- [Set exercise] Using the entries that follow, collect the lines where the word "Master" appears.

- [The records]
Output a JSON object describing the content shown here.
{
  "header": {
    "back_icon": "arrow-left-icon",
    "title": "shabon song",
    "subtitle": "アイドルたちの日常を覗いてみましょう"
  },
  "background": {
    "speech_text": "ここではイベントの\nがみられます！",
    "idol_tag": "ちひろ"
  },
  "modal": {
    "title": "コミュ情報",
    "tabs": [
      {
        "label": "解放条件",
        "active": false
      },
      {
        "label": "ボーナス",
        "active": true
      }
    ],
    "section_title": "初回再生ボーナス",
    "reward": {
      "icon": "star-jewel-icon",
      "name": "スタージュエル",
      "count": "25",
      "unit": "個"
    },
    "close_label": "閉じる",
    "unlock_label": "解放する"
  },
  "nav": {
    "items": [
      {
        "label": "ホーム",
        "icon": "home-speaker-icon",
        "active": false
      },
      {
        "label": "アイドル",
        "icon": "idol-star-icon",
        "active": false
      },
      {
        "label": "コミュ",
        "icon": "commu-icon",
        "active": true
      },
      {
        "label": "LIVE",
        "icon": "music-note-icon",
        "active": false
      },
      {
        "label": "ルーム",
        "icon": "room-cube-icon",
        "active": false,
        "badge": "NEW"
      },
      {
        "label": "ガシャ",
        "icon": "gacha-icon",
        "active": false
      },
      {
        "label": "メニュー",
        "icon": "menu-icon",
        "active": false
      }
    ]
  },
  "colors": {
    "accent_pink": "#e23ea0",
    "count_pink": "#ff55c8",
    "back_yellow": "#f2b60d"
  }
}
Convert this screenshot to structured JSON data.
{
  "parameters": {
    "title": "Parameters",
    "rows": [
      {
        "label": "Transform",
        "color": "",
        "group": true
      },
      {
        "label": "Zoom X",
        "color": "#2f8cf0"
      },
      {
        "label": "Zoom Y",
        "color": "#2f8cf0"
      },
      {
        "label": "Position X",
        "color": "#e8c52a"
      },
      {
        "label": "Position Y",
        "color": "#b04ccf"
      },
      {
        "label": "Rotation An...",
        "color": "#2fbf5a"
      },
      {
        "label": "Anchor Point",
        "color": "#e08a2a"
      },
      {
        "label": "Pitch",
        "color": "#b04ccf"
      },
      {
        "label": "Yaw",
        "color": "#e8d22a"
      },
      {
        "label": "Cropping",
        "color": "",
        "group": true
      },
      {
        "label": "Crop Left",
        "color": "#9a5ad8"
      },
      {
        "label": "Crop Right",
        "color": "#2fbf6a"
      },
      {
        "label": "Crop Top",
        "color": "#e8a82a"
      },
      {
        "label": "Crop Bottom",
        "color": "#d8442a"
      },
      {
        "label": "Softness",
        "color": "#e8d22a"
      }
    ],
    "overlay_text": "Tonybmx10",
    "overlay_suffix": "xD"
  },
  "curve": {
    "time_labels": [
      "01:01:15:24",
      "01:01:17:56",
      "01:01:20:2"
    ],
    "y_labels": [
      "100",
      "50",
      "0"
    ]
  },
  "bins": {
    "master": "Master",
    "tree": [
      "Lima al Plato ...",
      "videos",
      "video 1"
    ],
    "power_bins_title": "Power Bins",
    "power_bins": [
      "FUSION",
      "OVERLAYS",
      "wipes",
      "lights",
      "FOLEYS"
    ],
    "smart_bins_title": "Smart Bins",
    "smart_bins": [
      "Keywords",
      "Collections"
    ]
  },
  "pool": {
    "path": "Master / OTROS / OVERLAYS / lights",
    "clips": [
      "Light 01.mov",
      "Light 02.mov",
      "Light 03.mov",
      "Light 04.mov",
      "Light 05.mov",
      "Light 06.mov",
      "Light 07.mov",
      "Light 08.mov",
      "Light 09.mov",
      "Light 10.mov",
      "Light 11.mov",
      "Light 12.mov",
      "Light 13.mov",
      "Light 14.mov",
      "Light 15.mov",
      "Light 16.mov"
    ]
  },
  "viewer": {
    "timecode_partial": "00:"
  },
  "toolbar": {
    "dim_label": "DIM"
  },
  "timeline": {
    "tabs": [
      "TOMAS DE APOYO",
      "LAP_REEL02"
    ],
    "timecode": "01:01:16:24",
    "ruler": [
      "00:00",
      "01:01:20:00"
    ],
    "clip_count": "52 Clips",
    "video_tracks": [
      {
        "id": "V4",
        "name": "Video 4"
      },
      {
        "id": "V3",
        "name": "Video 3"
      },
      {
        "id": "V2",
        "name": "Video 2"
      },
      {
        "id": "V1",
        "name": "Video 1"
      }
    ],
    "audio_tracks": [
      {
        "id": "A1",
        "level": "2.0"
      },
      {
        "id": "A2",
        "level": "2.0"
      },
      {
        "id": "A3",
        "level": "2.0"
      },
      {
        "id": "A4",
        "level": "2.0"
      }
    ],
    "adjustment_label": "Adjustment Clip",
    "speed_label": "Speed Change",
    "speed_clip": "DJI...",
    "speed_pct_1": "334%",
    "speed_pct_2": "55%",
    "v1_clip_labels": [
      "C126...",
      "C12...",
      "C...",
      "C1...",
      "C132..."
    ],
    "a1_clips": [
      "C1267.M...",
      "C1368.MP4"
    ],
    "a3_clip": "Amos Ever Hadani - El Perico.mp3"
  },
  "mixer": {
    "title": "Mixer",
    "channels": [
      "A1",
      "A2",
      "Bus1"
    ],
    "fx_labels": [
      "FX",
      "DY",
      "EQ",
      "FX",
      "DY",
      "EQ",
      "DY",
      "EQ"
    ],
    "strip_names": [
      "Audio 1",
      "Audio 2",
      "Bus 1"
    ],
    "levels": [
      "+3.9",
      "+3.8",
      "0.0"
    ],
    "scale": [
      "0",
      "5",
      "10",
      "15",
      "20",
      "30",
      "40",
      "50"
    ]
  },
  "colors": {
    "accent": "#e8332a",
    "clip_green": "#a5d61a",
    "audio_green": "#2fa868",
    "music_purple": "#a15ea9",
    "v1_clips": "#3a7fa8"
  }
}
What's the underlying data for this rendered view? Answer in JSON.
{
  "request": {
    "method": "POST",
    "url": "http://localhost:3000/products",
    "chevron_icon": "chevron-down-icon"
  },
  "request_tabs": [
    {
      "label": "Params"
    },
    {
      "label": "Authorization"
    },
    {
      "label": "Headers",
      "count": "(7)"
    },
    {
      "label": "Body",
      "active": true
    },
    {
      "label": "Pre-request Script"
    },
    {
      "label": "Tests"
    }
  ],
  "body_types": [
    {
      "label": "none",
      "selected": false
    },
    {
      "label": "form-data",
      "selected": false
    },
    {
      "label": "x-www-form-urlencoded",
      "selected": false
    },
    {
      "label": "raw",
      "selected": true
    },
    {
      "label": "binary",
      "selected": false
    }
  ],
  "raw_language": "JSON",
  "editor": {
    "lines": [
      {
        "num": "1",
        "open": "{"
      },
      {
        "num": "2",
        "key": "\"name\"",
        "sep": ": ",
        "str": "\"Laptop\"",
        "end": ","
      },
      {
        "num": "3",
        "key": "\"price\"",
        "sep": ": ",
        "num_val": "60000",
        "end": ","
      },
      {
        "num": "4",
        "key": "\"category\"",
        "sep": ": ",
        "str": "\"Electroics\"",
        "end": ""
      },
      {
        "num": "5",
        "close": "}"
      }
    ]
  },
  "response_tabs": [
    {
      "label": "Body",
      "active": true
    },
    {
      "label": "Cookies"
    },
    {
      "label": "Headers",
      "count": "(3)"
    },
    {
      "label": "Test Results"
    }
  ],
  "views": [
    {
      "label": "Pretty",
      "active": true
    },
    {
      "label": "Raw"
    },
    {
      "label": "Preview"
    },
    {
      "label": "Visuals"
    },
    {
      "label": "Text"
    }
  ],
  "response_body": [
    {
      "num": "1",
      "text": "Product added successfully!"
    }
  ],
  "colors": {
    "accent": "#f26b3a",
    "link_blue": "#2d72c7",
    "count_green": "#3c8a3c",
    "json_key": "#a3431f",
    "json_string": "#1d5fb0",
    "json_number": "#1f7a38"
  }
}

- [Result]
    "master": "Master",
    "path": "Master / OTROS / OVERLAYS / lights",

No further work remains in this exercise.